-- Begin Records for the task --

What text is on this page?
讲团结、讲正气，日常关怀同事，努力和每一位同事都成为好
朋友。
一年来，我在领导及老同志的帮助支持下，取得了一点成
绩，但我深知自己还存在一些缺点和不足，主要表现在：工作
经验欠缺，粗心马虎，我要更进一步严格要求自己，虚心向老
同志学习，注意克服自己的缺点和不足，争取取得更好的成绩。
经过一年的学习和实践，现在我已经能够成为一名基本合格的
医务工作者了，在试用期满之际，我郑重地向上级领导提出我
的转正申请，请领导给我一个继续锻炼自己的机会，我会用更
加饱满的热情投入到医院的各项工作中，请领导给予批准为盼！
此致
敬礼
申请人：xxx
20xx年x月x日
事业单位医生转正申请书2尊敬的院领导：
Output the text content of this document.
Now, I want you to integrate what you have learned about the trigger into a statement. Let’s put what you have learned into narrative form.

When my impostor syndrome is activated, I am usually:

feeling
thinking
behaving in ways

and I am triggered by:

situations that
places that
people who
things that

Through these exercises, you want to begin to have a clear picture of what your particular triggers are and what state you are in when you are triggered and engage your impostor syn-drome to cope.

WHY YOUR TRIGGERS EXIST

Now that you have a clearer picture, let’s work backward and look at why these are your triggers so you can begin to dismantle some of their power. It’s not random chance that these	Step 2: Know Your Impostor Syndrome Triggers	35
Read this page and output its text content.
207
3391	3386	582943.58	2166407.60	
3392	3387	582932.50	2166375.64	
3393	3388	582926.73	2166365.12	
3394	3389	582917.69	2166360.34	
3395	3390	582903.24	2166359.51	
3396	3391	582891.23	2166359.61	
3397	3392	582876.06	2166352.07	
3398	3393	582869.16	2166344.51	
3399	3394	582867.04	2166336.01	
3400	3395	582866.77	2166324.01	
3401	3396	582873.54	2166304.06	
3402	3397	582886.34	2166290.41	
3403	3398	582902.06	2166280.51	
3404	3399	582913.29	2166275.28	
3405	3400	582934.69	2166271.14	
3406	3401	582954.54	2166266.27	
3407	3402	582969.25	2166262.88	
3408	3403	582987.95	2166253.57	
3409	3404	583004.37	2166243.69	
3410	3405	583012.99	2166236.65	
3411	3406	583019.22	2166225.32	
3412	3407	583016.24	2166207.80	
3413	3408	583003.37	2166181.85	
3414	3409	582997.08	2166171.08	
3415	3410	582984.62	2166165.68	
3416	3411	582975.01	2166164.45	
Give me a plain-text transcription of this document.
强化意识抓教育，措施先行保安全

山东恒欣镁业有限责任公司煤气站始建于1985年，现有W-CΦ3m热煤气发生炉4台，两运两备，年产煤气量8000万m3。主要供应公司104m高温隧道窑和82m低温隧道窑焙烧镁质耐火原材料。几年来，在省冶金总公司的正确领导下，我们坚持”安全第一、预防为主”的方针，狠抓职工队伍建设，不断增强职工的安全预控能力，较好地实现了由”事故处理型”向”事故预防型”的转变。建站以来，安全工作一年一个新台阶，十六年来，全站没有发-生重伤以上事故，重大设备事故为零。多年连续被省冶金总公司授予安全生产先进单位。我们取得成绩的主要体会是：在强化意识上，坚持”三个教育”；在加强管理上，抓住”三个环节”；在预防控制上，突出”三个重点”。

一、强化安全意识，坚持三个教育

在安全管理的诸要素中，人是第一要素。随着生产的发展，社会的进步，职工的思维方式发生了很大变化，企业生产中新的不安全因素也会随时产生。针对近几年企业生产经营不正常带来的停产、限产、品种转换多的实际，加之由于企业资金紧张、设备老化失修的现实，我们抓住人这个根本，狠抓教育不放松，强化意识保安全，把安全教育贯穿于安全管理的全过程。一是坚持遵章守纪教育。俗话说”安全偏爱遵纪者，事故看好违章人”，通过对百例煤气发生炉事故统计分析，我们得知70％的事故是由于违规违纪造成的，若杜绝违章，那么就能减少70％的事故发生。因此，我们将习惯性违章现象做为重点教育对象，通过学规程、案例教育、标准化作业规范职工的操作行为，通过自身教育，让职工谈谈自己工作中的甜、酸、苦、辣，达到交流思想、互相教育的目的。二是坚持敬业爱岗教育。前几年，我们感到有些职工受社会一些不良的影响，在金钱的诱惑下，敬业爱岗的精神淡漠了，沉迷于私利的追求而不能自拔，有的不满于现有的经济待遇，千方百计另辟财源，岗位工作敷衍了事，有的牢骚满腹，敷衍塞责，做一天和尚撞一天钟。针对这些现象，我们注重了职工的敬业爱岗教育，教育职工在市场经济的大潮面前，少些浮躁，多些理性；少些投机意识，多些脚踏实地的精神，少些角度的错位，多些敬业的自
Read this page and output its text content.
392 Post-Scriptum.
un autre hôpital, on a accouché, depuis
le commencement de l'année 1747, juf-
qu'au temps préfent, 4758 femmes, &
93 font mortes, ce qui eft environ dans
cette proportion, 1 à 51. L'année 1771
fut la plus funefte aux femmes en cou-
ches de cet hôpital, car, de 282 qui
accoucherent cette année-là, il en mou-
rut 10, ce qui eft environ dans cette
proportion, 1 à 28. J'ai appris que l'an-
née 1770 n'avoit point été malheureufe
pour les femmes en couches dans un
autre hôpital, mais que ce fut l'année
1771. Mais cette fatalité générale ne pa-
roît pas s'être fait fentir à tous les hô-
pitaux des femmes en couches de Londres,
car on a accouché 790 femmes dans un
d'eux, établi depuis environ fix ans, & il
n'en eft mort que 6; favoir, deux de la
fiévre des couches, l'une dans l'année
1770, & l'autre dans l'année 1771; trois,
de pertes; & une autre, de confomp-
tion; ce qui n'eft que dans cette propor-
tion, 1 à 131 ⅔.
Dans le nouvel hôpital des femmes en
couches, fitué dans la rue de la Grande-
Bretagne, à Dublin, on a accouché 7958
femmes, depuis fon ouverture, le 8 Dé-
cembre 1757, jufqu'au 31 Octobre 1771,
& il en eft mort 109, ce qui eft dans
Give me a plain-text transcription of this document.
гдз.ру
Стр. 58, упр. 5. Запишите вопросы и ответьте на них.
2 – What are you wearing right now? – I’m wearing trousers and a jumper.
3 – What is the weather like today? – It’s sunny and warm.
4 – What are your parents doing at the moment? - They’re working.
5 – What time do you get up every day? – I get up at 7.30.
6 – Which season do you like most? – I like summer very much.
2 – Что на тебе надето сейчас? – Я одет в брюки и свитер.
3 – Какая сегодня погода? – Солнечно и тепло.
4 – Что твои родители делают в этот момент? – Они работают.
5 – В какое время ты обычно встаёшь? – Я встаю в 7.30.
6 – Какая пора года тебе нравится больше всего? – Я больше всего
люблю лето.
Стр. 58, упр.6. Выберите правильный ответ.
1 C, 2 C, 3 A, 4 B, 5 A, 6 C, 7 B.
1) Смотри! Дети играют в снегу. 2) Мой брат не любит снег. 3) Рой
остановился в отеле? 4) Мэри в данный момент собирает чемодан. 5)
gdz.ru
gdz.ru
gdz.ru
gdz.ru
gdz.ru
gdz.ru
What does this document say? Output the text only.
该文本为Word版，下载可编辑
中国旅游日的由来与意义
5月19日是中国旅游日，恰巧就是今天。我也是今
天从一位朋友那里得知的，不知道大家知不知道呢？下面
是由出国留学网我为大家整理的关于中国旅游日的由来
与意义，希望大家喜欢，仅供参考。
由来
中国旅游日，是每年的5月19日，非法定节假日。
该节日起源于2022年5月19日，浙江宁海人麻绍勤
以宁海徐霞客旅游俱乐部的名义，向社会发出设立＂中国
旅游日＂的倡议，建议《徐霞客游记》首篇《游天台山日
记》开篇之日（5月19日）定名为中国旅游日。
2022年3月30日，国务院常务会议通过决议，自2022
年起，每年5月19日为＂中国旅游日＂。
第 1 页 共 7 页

-- End Records for the task --

**To do:** The records above should all be quoted exactly, please.

**In response:**
What text is on this page?
讲团结、讲正气，日常关怀同事，努力和每一位同事都成为好
朋友。
一年来，我在领导及老同志的帮助支持下，取得了一点成
绩，但我深知自己还存在一些缺点和不足，主要表现在：工作
经验欠缺，粗心马虎，我要更进一步严格要求自己，虚心向老
同志学习，注意克服自己的缺点和不足，争取取得更好的成绩。
经过一年的学习和实践，现在我已经能够成为一名基本合格的
医务工作者了，在试用期满之际，我郑重地向上级领导提出我
的转正申请，请领导给我一个继续锻炼自己的机会，我会用更
加饱满的热情投入到医院的各项工作中，请领导给予批准为盼！
此致
敬礼
申请人：xxx
20xx年x月x日
事业单位医生转正申请书2尊敬的院领导：
Output the text content of this document.
Now, I want you to integrate what you have learned about the trigger into a statement. Let’s put what you have learned into narrative form.

When my impostor syndrome is activated, I am usually:

feeling
thinking
behaving in ways

and I am triggered by:

situations that
places that
people who
things that

Through these exercises, you want to begin to have a clear picture of what your particular triggers are and what state you are in when you are triggered and engage your impostor syn-drome to cope.

WHY YOUR TRIGGERS EXIST

Now that you have a clearer picture, let’s work backward and look at why these are your triggers so you can begin to dismantle some of their power. It’s not random chance that these	Step 2: Know Your Impostor Syndrome Triggers	35
Read this page and output its text content.
207
3391	3386	582943.58	2166407.60	
3392	3387	582932.50	2166375.64	
3393	3388	582926.73	2166365.12	
3394	3389	582917.69	2166360.34	
3395	3390	582903.24	2166359.51	
3396	3391	582891.23	2166359.61	
3397	3392	582876.06	2166352.07	
3398	3393	582869.16	2166344.51	
3399	3394	582867.04	2166336.01	
3400	3395	582866.77	2166324.01	
3401	3396	582873.54	2166304.06	
3402	3397	582886.34	2166290.41	
3403	3398	582902.06	2166280.51	
3404	3399	582913.29	2166275.28	
3405	3400	582934.69	2166271.14	
3406	3401	582954.54	2166266.27	
3407	3402	582969.25	2166262.88	
3408	3403	582987.95	2166253.57	
3409	3404	583004.37	2166243.69	
3410	3405	583012.99	2166236.65	
3411	3406	583019.22	2166225.32	
3412	3407	583016.24	2166207.80	
3413	3408	583003.37	2166181.85	
3414	3409	582997.08	2166171.08	
3415	3410	582984.62	2166165.68	
3416	3411	582975.01	2166164.45	
Give me a plain-text transcription of this document.
强化意识抓教育，措施先行保安全

山东恒欣镁业有限责任公司煤气站始建于1985年，现有W-CΦ3m热煤气发生炉4台，两运两备，年产煤气量8000万m3。主要供应公司104m高温隧道窑和82m低温隧道窑焙烧镁质耐火原材料。几年来，在省冶金总公司的正确领导下，我们坚持”安全第一、预防为主”的方针，狠抓职工队伍建设，不断增强职工的安全预控能力，较好地实现了由”事故处理型”向”事故预防型”的转变。建站以来，安全工作一年一个新台阶，十六年来，全站没有发-生重伤以上事故，重大设备事故为零。多年连续被省冶金总公司授予安全生产先进单位。我们取得成绩的主要体会是：在强化意识上，坚持”三个教育”；在加强管理上，抓住”三个环节”；在预防控制上，突出”三个重点”。

一、强化安全意识，坚持三个教育

在安全管理的诸要素中，人是第一要素。随着生产的发展，社会的进步，职工的思维方式发生了很大变化，企业生产中新的不安全因素也会随时产生。针对近几年企业生产经营不正常带来的停产、限产、品种转换多的实际，加之由于企业资金紧张、设备老化失修的现实，我们抓住人这个根本，狠抓教育不放松，强化意识保安全，把安全教育贯穿于安全管理的全过程。一是坚持遵章守纪教育。俗话说”安全偏爱遵纪者，事故看好违章人”，通过对百例煤气发生炉事故统计分析，我们得知70％的事故是由于违规违纪造成的，若杜绝违章，那么就能减少70％的事故发生。因此，我们将习惯性违章现象做为重点教育对象，通过学规程、案例教育、标准化作业规范职工的操作行为，通过自身教育，让职工谈谈自己工作中的甜、酸、苦、辣，达到交流思想、互相教育的目的。二是坚持敬业爱岗教育。前几年，我们感到有些职工受社会一些不良的影响，在金钱的诱惑下，敬业爱岗的精神淡漠了，沉迷于私利的追求而不能自拔，有的不满于现有的经济待遇，千方百计另辟财源，岗位工作敷衍了事，有的牢骚满腹，敷衍塞责，做一天和尚撞一天钟。针对这些现象，我们注重了职工的敬业爱岗教育，教育职工在市场经济的大潮面前，少些浮躁，多些理性；少些投机意识，多些脚踏实地的精神，少些角度的错位，多些敬业的自
Read this page and output its text content.
392 Post-Scriptum.
un autre hôpital, on a accouché, depuis
le commencement de l'année 1747, juf-
qu'au temps préfent, 4758 femmes, &
93 font mortes, ce qui eft environ dans
cette proportion, 1 à 51. L'année 1771
fut la plus funefte aux femmes en cou-
ches de cet hôpital, car, de 282 qui
accoucherent cette année-là, il en mou-
rut 10, ce qui eft environ dans cette
proportion, 1 à 28. J'ai appris que l'an-
née 1770 n'avoit point été malheureufe
pour les femmes en couches dans un
autre hôpital, mais que ce fut l'année
1771. Mais cette fatalité générale ne pa-
roît pas s'être fait fentir à tous les hô-
pitaux des femmes en couches de Londres,
car on a accouché 790 femmes dans un
d'eux, établi depuis environ fix ans, & il
n'en eft mort que 6; favoir, deux de la
fiévre des couches, l'une dans l'année
1770, & l'autre dans l'année 1771; trois,
de pertes; & une autre, de confomp-
tion; ce qui n'eft que dans cette propor-
tion, 1 à 131 ⅔.
Dans le nouvel hôpital des femmes en
couches, fitué dans la rue de la Grande-
Bretagne, à Dublin, on a accouché 7958
femmes, depuis fon ouverture, le 8 Dé-
cembre 1757, jufqu'au 31 Octobre 1771,
& il en eft mort 109, ce qui eft dans
Give me a plain-text transcription of this document.
гдз.ру
Стр. 58, упр. 5. Запишите вопросы и ответьте на них.
2 – What are you wearing right now? – I’m wearing trousers and a jumper.
3 – What is the weather like today? – It’s sunny and warm.
4 – What are your parents doing at the moment? - They’re working.
5 – What time do you get up every day? – I get up at 7.30.
6 – Which season do you like most? – I like summer very much.
2 – Что на тебе надето сейчас? – Я одет в брюки и свитер.
3 – Какая сегодня погода? – Солнечно и тепло.
4 – Что твои родители делают в этот момент? – Они работают.
5 – В какое время ты обычно встаёшь? – Я встаю в 7.30.
6 – Какая пора года тебе нравится больше всего? – Я больше всего
люблю лето.
Стр. 58, упр.6. Выберите правильный ответ.
1 C, 2 C, 3 A, 4 B, 5 A, 6 C, 7 B.
1) Смотри! Дети играют в снегу. 2) Мой брат не любит снег. 3) Рой
остановился в отеле? 4) Мэри в данный момент собирает чемодан. 5)
gdz.ru
gdz.ru
gdz.ru
gdz.ru
gdz.ru
gdz.ru
What does this document say? Output the text only.
该文本为Word版，下载可编辑
中国旅游日的由来与意义
5月19日是中国旅游日，恰巧就是今天。我也是今
天从一位朋友那里得知的，不知道大家知不知道呢？下面
是由出国留学网我为大家整理的关于中国旅游日的由来
与意义，希望大家喜欢，仅供参考。
由来
中国旅游日，是每年的5月19日，非法定节假日。
该节日起源于2022年5月19日，浙江宁海人麻绍勤
以宁海徐霞客旅游俱乐部的名义，向社会发出设立＂中国
旅游日＂的倡议，建议《徐霞客游记》首篇《游天台山日
记》开篇之日（5月19日）定名为中国旅游日。
2022年3月30日，国务院常务会议通过决议，自2022
年起，每年5月19日为＂中国旅游日＂。
第 1 页 共 7 页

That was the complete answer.